→ Dataset excerpts:
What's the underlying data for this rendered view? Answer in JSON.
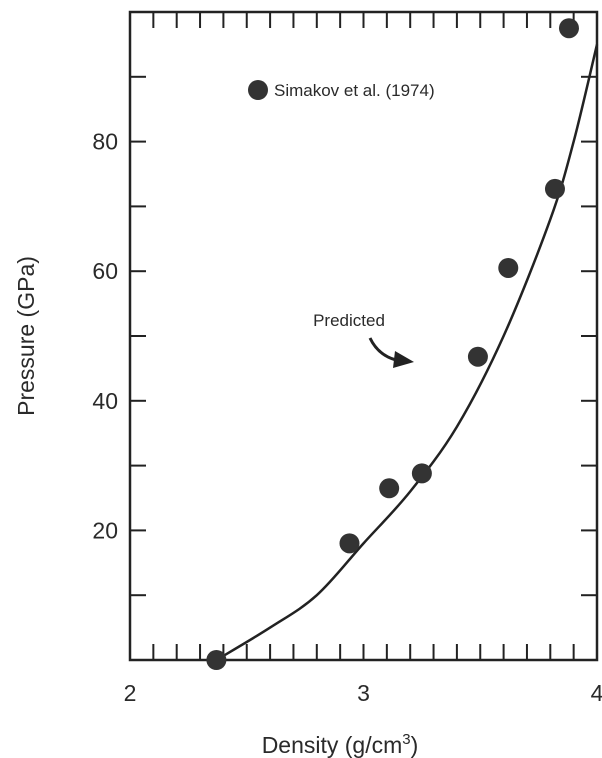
{
  "chart_data": {
    "type": "scatter",
    "xlabel": "Density (g/cm",
    "xlabel_sup": "3",
    "xlabel_close": ")",
    "ylabel": "Pressure (GPa)",
    "xlim": [
      2,
      4
    ],
    "ylim": [
      0,
      100
    ],
    "x_ticks": [
      2,
      3,
      4
    ],
    "x_tick_labels": [
      "2",
      "3",
      "4"
    ],
    "y_ticks": [
      20,
      40,
      60,
      80
    ],
    "y_tick_labels": [
      "20",
      "40",
      "60",
      "80"
    ],
    "grid": false,
    "legend_position": "top-left",
    "series": [
      {
        "name": "Simakov et al. (1974)",
        "kind": "points",
        "color": "#333333",
        "points": [
          [
            2.37,
            0
          ],
          [
            2.94,
            18
          ],
          [
            3.11,
            26.5
          ],
          [
            3.25,
            28.8
          ],
          [
            3.49,
            46.8
          ],
          [
            3.62,
            60.5
          ],
          [
            3.82,
            72.7
          ],
          [
            3.88,
            97.5
          ]
        ]
      }
    ],
    "curve": {
      "kind": "line",
      "color": "#222222",
      "points": [
        [
          2.37,
          0
        ],
        [
          2.6,
          5
        ],
        [
          2.8,
          10
        ],
        [
          3.0,
          18
        ],
        [
          3.2,
          26
        ],
        [
          3.4,
          36
        ],
        [
          3.6,
          50
        ],
        [
          3.8,
          68
        ],
        [
          3.9,
          80
        ],
        [
          4.0,
          95
        ]
      ]
    },
    "annotations": [
      {
        "text": "Predicted",
        "x": 3.25,
        "y": 51.5
      }
    ]
  }
}
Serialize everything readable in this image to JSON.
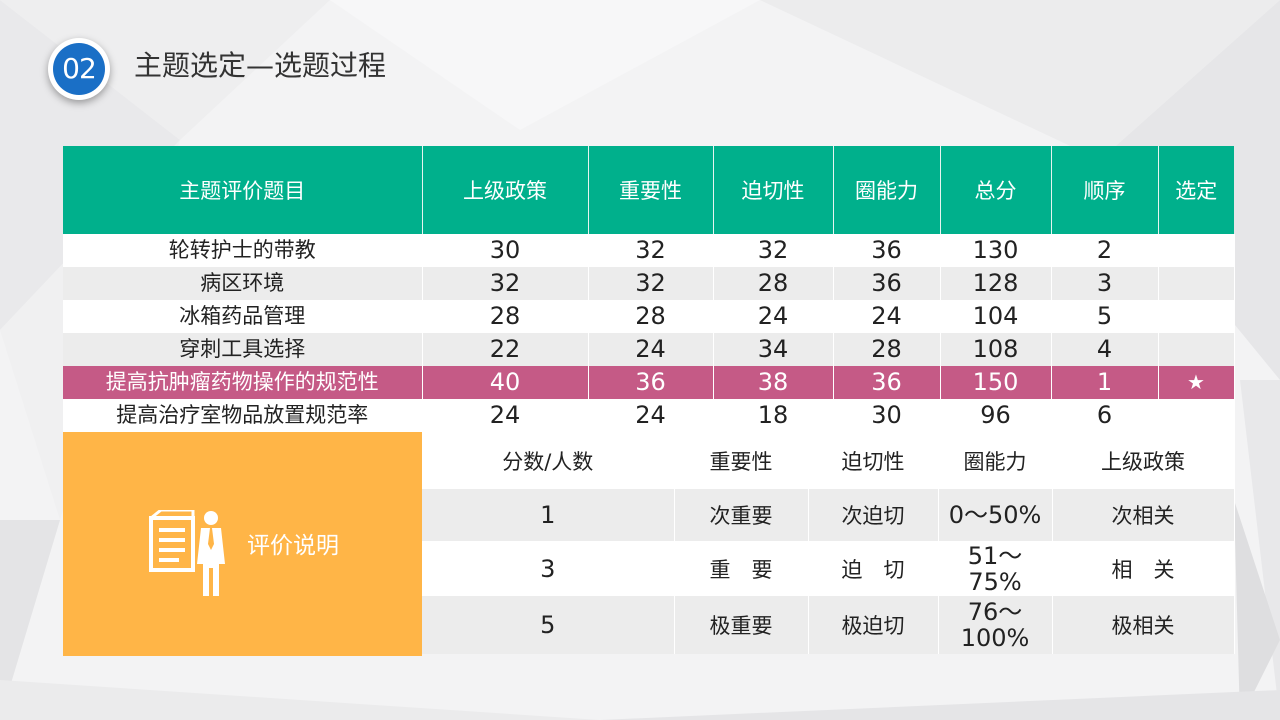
{
  "header": {
    "badge_number": "02",
    "title": "主题选定—选题过程"
  },
  "table": {
    "headers": [
      "主题评价题目",
      "上级政策",
      "重要性",
      "迫切性",
      "圈能力",
      "总分",
      "顺序",
      "选定"
    ],
    "rows": [
      {
        "name": "轮转护士的带教",
        "values": [
          "30",
          "32",
          "32",
          "36",
          "130",
          "2",
          ""
        ]
      },
      {
        "name": "病区环境",
        "values": [
          "32",
          "32",
          "28",
          "36",
          "128",
          "3",
          ""
        ]
      },
      {
        "name": "冰箱药品管理",
        "values": [
          "28",
          "28",
          "24",
          "24",
          "104",
          "5",
          ""
        ]
      },
      {
        "name": "穿刺工具选择",
        "values": [
          "22",
          "24",
          "34",
          "28",
          "108",
          "4",
          ""
        ]
      },
      {
        "name": "提高抗肿瘤药物操作的规范性",
        "values": [
          "40",
          "36",
          "38",
          "36",
          "150",
          "1",
          "★"
        ]
      },
      {
        "name": "提高治疗室物品放置规范率",
        "values": [
          "24",
          "24",
          "18",
          "30",
          "96",
          "6",
          ""
        ]
      }
    ]
  },
  "legend": {
    "label": "评价说明",
    "headers": [
      "分数/人数",
      "重要性",
      "迫切性",
      "圈能力",
      "上级政策"
    ],
    "rows": [
      [
        "1",
        "次重要",
        "次迫切",
        "0～50%",
        "次相关"
      ],
      [
        "3",
        "重　要",
        "迫　切",
        "51～\n75%",
        "相　关"
      ],
      [
        "5",
        "极重要",
        "极迫切",
        "76～\n100%",
        "极相关"
      ]
    ]
  },
  "colors": {
    "header_green": "#00b08c",
    "selected_row": "#c55a86",
    "legend_orange": "#ffb547",
    "badge_blue": "#1a6fc6"
  }
}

→ Set exercise: Repeat the material verbatim. Do not carry over any picture.

→ Exercise solution:
What's the underlying data for this rendered view? Answer in JSON.
{
  "chart_data": {
    "type": "scatter",
    "xlabel": "Density (g/cm",
    "xlabel_sup": "3",
    "xlabel_close": ")",
    "ylabel": "Pressure (GPa)",
    "xlim": [
      2,
      4
    ],
    "ylim": [
      0,
      100
    ],
    "x_ticks": [
      2,
      3,
      4
    ],
    "x_tick_labels": [
      "2",
      "3",
      "4"
    ],
    "y_ticks": [
      20,
      40,
      60,
      80
    ],
    "y_tick_labels": [
      "20",
      "40",
      "60",
      "80"
    ],
    "grid": false,
    "legend_position": "top-left",
    "series": [
      {
        "name": "Simakov et al. (1974)",
        "kind": "points",
        "color": "#333333",
        "points": [
          [
            2.37,
            0
          ],
          [
            2.94,
            18
          ],
          [
            3.11,
            26.5
          ],
          [
            3.25,
            28.8
          ],
          [
            3.49,
            46.8
          ],
          [
            3.62,
            60.5
          ],
          [
            3.82,
            72.7
          ],
          [
            3.88,
            97.5
          ]
        ]
      }
    ],
    "curve": {
      "kind": "line",
      "color": "#222222",
      "points": [
        [
          2.37,
          0
        ],
        [
          2.6,
          5
        ],
        [
          2.8,
          10
        ],
        [
          3.0,
          18
        ],
        [
          3.2,
          26
        ],
        [
          3.4,
          36
        ],
        [
          3.6,
          50
        ],
        [
          3.8,
          68
        ],
        [
          3.9,
          80
        ],
        [
          4.0,
          95
        ]
      ]
    },
    "annotations": [
      {
        "text": "Predicted",
        "x": 3.25,
        "y": 51.5
      }
    ]
  }
}
Serialize everything readable in this image to JSON.
{
  "header": {
    "badge_number": "02",
    "title": "主题选定—选题过程"
  },
  "table": {
    "headers": [
      "主题评价题目",
      "上级政策",
      "重要性",
      "迫切性",
      "圈能力",
      "总分",
      "顺序",
      "选定"
    ],
    "rows": [
      {
        "name": "轮转护士的带教",
        "values": [
          "30",
          "32",
          "32",
          "36",
          "130",
          "2",
          ""
        ]
      },
      {
        "name": "病区环境",
        "values": [
          "32",
          "32",
          "28",
          "36",
          "128",
          "3",
          ""
        ]
      },
      {
        "name": "冰箱药品管理",
        "values": [
          "28",
          "28",
          "24",
          "24",
          "104",
          "5",
          ""
        ]
      },
      {
        "name": "穿刺工具选择",
        "values": [
          "22",
          "24",
          "34",
          "28",
          "108",
          "4",
          ""
        ]
      },
      {
        "name": "提高抗肿瘤药物操作的规范性",
        "values": [
          "40",
          "36",
          "38",
          "36",
          "150",
          "1",
          "★"
        ]
      },
      {
        "name": "提高治疗室物品放置规范率",
        "values": [
          "24",
          "24",
          "18",
          "30",
          "96",
          "6",
          ""
        ]
      }
    ]
  },
  "legend": {
    "label": "评价说明",
    "headers": [
      "分数/人数",
      "重要性",
      "迫切性",
      "圈能力",
      "上级政策"
    ],
    "rows": [
      [
        "1",
        "次重要",
        "次迫切",
        "0～50%",
        "次相关"
      ],
      [
        "3",
        "重　要",
        "迫　切",
        "51～\n75%",
        "相　关"
      ],
      [
        "5",
        "极重要",
        "极迫切",
        "76～\n100%",
        "极相关"
      ]
    ]
  },
  "colors": {
    "header_green": "#00b08c",
    "selected_row": "#c55a86",
    "legend_orange": "#ffb547",
    "badge_blue": "#1a6fc6"
  }
}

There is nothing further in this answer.